**Records for processing**.
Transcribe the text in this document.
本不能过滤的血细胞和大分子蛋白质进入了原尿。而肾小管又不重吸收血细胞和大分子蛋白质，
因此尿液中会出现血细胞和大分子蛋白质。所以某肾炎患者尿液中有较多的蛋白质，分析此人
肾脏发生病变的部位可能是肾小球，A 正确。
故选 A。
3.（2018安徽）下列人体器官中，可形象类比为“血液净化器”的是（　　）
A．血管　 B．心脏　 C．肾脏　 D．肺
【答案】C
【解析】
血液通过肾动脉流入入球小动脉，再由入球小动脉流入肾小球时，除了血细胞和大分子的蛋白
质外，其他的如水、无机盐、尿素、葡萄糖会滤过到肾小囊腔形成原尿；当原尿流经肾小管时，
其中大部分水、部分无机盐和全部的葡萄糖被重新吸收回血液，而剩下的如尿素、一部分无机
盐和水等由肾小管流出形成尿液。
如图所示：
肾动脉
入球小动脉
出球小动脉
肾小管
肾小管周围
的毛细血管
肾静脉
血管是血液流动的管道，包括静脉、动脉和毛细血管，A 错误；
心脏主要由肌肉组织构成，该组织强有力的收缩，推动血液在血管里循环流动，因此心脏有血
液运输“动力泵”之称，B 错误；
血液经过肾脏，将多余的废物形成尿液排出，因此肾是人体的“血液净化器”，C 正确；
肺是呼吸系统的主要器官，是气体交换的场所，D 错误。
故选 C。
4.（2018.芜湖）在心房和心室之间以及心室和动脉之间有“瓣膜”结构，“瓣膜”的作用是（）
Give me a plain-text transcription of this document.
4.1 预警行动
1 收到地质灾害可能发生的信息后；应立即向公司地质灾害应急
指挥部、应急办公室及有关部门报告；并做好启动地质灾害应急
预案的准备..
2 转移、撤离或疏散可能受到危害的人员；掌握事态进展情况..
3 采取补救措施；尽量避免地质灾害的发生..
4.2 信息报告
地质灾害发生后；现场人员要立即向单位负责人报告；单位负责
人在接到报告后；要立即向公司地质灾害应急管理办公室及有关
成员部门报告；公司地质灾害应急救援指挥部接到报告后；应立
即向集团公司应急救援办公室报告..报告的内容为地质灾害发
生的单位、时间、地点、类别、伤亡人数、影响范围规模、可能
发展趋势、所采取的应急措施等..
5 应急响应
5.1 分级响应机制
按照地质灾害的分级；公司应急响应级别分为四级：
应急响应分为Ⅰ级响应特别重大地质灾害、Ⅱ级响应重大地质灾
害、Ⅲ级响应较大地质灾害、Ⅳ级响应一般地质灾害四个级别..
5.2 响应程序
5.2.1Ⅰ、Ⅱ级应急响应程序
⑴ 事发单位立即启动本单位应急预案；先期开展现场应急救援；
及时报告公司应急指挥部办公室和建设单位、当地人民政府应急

**Task objective**.
From the records above, work out how many lines contain the string "this". Give only the number.

**Correct response**.
2